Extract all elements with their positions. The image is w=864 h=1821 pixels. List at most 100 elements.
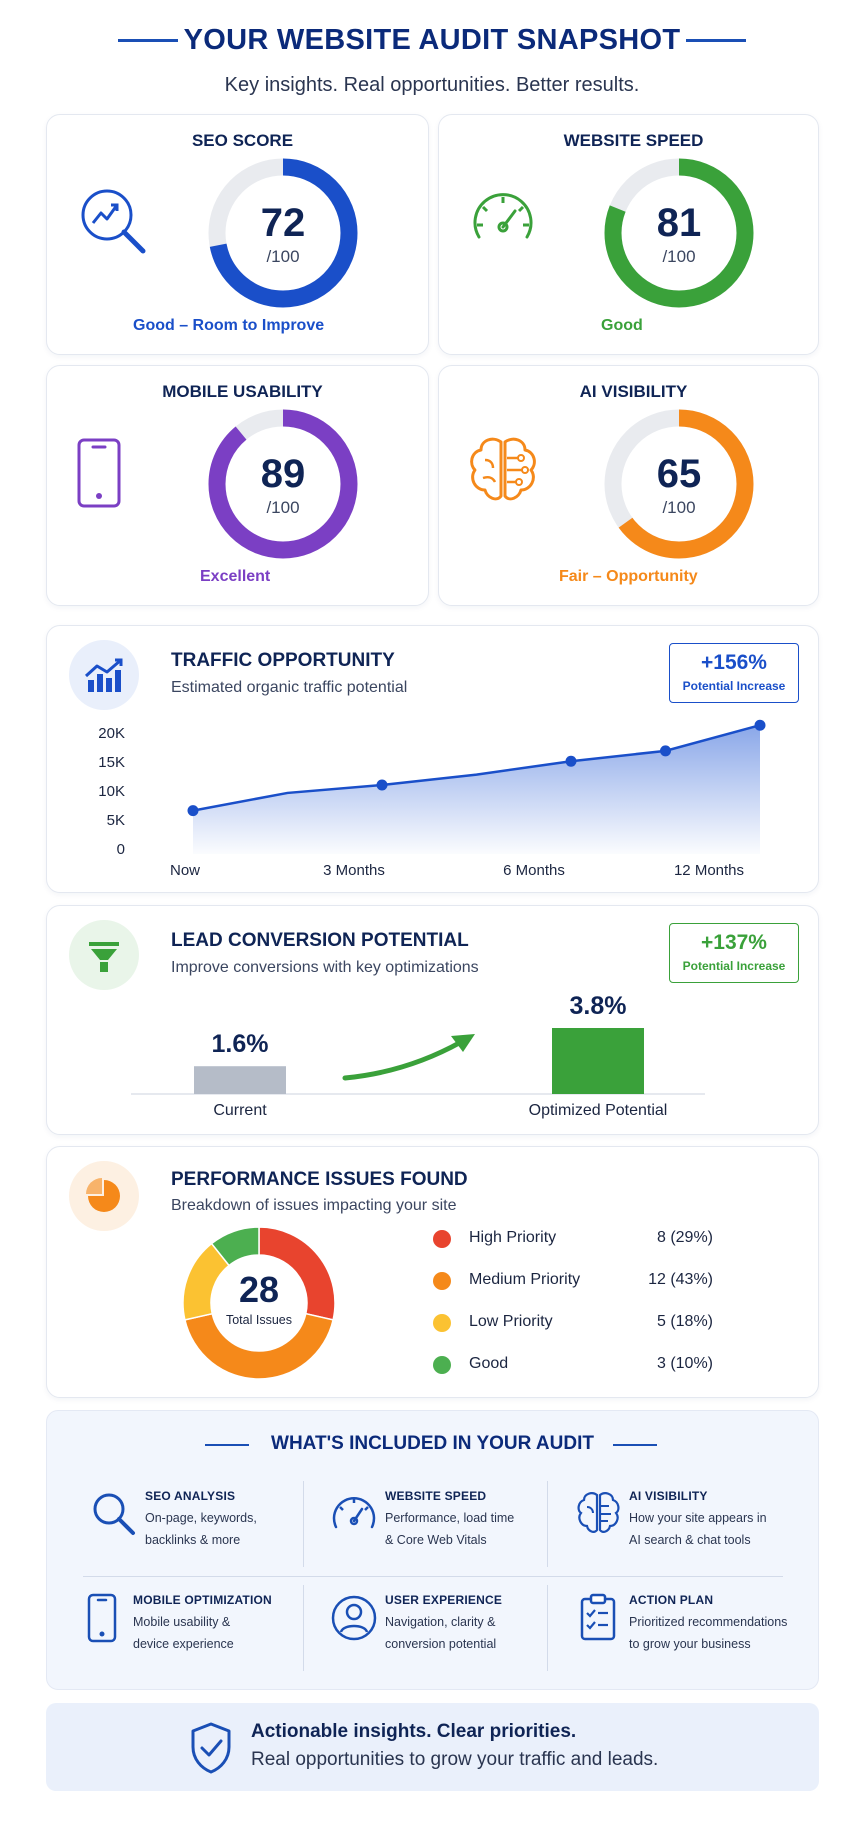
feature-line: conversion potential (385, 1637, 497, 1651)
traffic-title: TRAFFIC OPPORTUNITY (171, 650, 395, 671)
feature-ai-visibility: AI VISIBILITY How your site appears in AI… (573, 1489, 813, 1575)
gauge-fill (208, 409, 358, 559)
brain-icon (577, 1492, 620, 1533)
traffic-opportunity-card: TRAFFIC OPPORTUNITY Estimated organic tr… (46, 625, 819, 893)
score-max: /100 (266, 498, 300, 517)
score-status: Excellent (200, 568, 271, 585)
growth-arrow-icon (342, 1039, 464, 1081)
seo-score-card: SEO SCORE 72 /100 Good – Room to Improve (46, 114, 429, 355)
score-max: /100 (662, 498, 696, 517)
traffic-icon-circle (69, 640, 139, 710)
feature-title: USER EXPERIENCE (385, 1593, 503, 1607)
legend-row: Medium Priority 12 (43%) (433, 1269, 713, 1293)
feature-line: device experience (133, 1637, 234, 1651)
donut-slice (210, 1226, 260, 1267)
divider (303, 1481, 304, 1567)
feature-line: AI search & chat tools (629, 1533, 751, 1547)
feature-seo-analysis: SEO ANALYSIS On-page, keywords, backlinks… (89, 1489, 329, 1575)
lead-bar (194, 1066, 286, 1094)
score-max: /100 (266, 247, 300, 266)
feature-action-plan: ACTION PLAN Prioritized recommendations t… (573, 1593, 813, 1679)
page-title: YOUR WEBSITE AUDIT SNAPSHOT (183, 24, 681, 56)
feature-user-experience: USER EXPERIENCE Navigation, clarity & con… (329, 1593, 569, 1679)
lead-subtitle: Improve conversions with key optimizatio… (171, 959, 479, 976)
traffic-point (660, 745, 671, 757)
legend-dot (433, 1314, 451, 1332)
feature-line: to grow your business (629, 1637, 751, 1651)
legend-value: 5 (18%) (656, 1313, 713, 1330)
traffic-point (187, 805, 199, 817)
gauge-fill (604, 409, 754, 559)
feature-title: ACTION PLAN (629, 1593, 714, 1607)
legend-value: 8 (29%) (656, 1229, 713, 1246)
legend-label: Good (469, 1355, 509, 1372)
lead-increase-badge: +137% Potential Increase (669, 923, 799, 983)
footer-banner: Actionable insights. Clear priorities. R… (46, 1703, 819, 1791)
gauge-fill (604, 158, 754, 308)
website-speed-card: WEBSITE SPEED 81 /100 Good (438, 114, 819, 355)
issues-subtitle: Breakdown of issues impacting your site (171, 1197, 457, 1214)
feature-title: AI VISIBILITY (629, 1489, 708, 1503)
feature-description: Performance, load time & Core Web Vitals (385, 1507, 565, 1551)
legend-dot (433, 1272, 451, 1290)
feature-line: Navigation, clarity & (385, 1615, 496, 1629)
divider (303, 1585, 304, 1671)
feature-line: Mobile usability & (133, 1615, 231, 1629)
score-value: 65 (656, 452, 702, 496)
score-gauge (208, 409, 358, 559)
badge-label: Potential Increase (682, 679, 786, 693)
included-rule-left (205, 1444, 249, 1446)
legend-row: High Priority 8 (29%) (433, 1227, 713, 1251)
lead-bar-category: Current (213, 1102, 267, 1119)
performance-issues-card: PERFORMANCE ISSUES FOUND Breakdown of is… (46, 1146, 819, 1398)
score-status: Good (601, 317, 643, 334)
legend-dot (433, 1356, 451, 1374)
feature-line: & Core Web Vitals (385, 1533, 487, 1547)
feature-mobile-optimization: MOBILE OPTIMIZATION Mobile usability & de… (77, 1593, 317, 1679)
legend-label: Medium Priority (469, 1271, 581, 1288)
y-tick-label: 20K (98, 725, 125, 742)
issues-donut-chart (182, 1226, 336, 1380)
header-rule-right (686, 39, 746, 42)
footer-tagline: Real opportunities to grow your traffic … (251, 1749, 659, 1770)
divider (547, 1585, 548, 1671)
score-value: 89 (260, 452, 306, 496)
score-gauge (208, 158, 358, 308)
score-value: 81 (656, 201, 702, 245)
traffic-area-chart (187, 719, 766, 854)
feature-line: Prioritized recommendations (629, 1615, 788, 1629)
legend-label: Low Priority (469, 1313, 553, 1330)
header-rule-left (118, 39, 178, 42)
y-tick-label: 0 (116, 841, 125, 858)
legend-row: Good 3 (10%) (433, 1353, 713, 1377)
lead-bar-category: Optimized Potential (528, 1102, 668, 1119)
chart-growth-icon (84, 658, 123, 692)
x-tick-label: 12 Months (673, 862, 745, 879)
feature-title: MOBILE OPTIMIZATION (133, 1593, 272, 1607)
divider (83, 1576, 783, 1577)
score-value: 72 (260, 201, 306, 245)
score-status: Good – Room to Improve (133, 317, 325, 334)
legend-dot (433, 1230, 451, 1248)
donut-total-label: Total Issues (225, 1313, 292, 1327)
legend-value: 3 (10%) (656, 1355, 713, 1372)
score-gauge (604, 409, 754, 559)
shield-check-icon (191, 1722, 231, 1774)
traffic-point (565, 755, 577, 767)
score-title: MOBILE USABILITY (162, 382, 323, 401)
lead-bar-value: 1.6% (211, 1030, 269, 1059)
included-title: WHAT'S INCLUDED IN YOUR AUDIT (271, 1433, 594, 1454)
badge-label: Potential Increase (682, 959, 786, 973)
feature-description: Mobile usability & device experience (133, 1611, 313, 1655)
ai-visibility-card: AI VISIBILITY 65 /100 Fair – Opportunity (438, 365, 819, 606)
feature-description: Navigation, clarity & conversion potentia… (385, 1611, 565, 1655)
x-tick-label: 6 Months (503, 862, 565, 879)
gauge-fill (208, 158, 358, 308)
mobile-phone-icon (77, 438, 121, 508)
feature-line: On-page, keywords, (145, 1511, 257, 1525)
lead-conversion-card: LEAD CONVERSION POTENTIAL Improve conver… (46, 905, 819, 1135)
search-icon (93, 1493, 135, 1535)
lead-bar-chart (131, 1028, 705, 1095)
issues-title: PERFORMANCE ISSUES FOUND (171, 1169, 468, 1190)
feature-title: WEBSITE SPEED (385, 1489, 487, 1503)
•••••
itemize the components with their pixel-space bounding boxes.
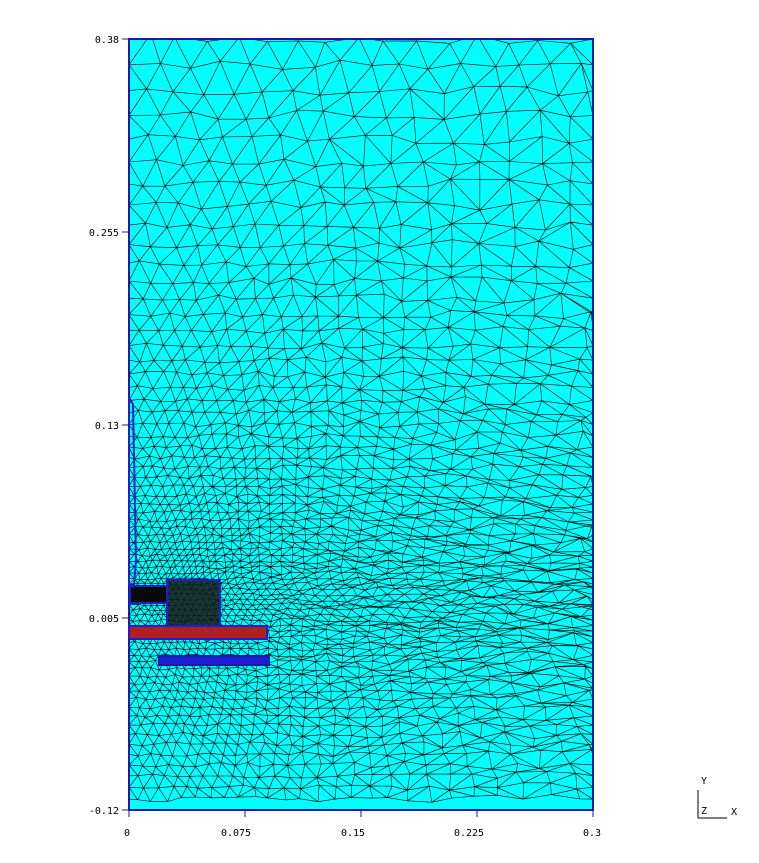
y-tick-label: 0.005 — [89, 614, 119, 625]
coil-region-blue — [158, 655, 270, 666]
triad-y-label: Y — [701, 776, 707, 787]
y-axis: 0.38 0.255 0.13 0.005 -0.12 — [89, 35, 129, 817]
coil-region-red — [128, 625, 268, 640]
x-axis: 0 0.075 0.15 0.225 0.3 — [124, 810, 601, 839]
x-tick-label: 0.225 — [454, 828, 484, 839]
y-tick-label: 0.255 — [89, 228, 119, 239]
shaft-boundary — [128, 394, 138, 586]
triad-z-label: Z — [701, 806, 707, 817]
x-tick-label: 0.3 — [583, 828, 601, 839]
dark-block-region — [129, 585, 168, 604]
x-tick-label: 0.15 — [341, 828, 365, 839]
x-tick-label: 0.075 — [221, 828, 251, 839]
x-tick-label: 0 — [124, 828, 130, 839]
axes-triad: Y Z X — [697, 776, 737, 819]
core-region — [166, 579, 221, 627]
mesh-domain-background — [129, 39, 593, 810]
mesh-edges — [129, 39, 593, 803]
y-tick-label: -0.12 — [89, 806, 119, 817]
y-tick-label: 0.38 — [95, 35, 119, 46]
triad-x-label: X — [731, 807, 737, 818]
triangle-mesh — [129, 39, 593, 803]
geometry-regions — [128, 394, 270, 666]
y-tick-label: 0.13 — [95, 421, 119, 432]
•••••
» **WRITTEN EXERCISE**
Copy the entries from the line containing "y-tick-label: 0.005 — [89, 614, 119, 625]" down to the line containing "triangle-mesh — [129, 39, 593, 803]", swapping "shaft-boundary" for "shaft-outline" and leaving everything else as it is.

» **TASK OUTPUT**
y-tick-label: 0.005 — [89, 614, 119, 625]
coil-region-blue — [158, 655, 270, 666]
triad-y-label: Y — [701, 776, 707, 787]
y-axis: 0.38 0.255 0.13 0.005 -0.12 — [89, 35, 129, 817]
coil-region-red — [128, 625, 268, 640]
x-axis: 0 0.075 0.15 0.225 0.3 — [124, 810, 601, 839]
x-tick-label: 0.225 — [454, 828, 484, 839]
y-tick-label: 0.255 — [89, 228, 119, 239]
shaft-outline — [128, 394, 138, 586]
triad-z-label: Z — [701, 806, 707, 817]
x-tick-label: 0.3 — [583, 828, 601, 839]
dark-block-region — [129, 585, 168, 604]
x-tick-label: 0.15 — [341, 828, 365, 839]
x-tick-label: 0.075 — [221, 828, 251, 839]
x-tick-label: 0 — [124, 828, 130, 839]
axes-triad: Y Z X — [697, 776, 737, 819]
core-region — [166, 579, 221, 627]
mesh-domain-background — [129, 39, 593, 810]
mesh-edges — [129, 39, 593, 803]
y-tick-label: -0.12 — [89, 806, 119, 817]
y-tick-label: 0.38 — [95, 35, 119, 46]
triad-x-label: X — [731, 807, 737, 818]
triangle-mesh — [129, 39, 593, 803]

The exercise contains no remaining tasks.